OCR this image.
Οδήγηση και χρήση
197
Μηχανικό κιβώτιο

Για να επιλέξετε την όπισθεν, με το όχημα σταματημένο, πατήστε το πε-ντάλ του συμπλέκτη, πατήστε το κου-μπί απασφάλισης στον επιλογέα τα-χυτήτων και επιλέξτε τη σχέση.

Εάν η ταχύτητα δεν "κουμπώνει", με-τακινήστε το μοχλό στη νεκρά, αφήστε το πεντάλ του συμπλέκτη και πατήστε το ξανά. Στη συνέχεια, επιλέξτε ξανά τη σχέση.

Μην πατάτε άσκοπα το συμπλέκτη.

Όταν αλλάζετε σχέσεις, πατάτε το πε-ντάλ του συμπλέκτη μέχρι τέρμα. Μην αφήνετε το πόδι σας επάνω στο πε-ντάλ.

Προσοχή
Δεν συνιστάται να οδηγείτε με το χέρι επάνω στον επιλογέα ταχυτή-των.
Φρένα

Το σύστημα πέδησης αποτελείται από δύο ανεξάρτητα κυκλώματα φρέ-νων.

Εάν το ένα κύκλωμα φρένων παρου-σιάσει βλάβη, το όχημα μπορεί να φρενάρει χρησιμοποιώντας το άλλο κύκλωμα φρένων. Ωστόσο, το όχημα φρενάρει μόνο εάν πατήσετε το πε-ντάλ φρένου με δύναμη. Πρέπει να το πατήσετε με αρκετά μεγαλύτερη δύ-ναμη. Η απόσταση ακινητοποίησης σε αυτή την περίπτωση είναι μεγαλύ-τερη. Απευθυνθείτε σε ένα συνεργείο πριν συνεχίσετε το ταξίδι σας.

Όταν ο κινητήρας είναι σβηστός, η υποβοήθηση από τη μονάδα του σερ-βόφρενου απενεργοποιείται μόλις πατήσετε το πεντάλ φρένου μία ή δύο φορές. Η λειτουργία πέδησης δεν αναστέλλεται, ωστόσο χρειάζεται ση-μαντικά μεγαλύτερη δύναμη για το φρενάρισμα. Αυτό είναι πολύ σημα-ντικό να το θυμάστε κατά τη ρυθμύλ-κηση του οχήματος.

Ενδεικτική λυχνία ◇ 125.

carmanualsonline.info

· · · · ·

TASK TO COMPLETE — Note how many lines in the listing above hold the string "πατήσετε", then give only that figure.

RESULT BELOW — 2